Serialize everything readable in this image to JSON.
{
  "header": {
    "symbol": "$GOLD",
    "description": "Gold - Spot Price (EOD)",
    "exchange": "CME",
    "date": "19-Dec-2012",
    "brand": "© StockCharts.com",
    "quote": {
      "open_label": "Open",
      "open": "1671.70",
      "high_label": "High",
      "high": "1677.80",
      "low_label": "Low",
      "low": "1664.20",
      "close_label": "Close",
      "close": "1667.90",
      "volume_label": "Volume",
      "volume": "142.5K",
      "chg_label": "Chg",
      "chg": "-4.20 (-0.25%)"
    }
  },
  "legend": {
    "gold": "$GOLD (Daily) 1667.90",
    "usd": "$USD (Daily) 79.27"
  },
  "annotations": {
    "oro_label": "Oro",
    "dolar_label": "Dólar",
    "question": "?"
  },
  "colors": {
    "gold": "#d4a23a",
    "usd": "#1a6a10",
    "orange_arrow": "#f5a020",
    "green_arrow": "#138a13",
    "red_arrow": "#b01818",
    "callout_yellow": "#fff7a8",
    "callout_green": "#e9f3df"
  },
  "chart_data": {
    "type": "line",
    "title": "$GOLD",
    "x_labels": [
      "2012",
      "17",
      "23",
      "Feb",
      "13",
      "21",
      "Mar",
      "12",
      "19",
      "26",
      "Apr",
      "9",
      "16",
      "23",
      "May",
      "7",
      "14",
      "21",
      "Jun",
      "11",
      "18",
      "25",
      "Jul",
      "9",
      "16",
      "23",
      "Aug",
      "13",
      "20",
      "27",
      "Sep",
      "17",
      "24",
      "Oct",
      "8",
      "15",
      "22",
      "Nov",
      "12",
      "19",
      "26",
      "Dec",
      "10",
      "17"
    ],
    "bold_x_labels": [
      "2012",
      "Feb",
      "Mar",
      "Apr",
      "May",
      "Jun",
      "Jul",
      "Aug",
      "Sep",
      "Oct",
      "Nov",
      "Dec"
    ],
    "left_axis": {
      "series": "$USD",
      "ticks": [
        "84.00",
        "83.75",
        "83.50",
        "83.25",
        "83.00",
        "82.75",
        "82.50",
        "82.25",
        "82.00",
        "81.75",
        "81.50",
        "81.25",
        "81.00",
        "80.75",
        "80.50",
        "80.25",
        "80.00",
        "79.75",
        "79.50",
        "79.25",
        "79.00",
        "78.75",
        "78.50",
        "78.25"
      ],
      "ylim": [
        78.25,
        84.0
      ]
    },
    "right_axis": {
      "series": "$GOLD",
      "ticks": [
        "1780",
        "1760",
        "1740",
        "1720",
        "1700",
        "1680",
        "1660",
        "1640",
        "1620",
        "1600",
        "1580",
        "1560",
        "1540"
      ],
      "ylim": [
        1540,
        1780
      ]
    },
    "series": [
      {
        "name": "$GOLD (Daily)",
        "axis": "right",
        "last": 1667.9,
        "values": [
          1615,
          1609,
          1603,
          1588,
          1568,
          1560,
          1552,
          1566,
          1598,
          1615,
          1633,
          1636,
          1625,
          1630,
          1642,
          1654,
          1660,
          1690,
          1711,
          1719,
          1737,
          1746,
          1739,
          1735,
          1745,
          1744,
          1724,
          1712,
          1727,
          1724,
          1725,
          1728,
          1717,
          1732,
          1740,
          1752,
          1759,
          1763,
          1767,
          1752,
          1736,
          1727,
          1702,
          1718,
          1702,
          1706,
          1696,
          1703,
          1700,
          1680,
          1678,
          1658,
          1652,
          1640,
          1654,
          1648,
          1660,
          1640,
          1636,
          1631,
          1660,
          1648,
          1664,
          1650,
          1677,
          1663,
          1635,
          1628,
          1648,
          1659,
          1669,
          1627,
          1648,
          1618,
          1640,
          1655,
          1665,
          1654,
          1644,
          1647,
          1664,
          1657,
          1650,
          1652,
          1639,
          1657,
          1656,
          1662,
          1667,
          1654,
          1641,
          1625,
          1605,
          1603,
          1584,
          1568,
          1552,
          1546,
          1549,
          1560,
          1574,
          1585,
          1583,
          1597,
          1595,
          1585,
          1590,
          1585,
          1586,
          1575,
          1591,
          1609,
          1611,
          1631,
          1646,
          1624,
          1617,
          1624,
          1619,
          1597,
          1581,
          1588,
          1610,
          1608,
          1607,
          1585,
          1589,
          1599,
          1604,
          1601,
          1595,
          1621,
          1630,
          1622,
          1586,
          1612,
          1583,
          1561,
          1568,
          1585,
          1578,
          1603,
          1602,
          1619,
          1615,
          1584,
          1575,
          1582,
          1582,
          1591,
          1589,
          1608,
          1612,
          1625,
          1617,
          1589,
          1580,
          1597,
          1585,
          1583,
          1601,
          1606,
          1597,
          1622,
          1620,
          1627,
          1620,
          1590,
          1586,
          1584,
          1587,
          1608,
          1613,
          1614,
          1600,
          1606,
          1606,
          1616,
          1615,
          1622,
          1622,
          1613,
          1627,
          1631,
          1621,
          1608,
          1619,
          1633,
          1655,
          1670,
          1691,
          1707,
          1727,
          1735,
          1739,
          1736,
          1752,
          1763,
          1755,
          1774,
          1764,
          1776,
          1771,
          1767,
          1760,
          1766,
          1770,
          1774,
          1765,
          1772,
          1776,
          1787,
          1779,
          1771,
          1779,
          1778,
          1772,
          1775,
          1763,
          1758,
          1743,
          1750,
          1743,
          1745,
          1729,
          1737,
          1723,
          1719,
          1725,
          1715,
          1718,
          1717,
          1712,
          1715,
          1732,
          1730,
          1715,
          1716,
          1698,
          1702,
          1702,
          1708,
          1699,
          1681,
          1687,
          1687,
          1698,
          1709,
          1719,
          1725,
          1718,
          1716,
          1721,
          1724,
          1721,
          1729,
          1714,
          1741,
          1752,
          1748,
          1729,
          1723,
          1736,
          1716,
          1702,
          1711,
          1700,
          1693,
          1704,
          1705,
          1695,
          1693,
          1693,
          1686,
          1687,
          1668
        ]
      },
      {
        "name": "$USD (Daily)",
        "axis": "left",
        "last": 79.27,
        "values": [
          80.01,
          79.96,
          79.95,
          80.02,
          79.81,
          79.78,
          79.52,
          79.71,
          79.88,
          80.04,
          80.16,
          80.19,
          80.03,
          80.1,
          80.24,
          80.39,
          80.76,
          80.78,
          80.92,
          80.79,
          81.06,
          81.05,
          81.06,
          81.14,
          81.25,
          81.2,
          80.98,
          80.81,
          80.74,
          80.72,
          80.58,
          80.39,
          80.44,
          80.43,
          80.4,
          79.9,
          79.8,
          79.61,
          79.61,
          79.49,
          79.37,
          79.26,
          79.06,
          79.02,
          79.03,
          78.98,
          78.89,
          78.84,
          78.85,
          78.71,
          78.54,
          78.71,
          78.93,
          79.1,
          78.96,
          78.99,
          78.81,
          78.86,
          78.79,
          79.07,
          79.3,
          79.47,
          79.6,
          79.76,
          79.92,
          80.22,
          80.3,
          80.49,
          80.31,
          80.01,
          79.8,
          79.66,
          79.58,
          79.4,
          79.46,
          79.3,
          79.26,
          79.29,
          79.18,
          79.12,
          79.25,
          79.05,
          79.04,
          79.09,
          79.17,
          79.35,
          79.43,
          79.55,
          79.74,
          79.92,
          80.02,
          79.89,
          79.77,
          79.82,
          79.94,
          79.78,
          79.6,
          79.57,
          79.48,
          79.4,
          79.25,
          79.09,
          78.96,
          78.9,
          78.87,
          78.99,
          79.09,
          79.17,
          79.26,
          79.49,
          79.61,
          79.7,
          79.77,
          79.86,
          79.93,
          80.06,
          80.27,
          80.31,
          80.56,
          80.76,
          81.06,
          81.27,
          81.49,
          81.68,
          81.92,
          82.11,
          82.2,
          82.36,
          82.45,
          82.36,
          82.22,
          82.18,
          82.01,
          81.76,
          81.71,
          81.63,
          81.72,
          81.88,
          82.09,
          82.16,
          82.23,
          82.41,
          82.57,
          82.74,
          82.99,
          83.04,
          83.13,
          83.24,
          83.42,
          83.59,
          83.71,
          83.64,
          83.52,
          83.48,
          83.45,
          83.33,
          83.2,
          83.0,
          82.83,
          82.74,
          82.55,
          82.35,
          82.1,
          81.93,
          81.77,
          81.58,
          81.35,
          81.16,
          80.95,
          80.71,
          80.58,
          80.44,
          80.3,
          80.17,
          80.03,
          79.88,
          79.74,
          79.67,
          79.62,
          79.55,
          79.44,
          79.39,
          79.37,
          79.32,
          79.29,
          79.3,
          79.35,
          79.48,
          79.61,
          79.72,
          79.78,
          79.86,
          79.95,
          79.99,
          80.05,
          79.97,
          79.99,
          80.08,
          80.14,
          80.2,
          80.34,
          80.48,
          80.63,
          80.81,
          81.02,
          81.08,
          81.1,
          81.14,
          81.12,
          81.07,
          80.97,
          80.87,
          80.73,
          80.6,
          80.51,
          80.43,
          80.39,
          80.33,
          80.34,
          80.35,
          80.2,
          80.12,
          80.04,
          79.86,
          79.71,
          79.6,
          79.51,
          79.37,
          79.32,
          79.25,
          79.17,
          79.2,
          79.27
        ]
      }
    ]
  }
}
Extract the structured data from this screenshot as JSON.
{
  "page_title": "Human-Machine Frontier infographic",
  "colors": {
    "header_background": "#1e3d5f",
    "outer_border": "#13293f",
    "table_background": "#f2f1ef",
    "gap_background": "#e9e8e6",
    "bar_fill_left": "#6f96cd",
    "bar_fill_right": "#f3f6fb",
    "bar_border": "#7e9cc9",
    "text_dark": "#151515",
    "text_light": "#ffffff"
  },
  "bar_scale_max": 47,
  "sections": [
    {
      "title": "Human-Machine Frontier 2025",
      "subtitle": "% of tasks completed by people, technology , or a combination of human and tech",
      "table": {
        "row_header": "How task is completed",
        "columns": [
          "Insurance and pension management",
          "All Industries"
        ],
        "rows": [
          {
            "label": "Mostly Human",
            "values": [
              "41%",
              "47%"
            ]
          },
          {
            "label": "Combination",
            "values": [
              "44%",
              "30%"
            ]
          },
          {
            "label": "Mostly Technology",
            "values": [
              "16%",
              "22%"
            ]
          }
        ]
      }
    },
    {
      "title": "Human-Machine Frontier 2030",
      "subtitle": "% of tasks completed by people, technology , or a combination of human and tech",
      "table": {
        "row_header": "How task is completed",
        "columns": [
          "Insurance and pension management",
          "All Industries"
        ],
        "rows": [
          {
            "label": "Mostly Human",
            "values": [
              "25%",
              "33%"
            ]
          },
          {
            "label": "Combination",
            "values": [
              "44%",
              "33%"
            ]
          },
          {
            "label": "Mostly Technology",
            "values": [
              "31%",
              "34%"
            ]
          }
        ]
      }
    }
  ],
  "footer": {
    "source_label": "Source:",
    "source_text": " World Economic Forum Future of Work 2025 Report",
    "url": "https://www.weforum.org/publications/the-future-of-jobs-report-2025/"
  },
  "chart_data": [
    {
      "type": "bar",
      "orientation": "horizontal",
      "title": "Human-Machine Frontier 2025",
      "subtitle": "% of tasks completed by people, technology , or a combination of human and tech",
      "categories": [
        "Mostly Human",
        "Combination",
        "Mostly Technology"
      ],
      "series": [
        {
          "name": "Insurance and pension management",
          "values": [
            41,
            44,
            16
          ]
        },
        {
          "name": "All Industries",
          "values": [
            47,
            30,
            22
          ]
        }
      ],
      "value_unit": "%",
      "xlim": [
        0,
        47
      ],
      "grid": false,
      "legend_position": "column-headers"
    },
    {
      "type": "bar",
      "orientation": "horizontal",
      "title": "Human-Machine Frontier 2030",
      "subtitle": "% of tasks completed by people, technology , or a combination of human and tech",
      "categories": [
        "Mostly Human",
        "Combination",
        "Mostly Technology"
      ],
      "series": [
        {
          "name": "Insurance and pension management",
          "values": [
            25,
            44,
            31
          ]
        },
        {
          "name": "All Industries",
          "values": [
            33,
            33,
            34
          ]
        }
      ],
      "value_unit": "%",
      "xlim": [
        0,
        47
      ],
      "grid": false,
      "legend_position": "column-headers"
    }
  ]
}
——————————
Stated problem: Each line that has the word "series" should be copied.

Completed exercise:
      "series": "$USD",
      "series": "$GOLD",
    "series": [
      "series": [
      "series": [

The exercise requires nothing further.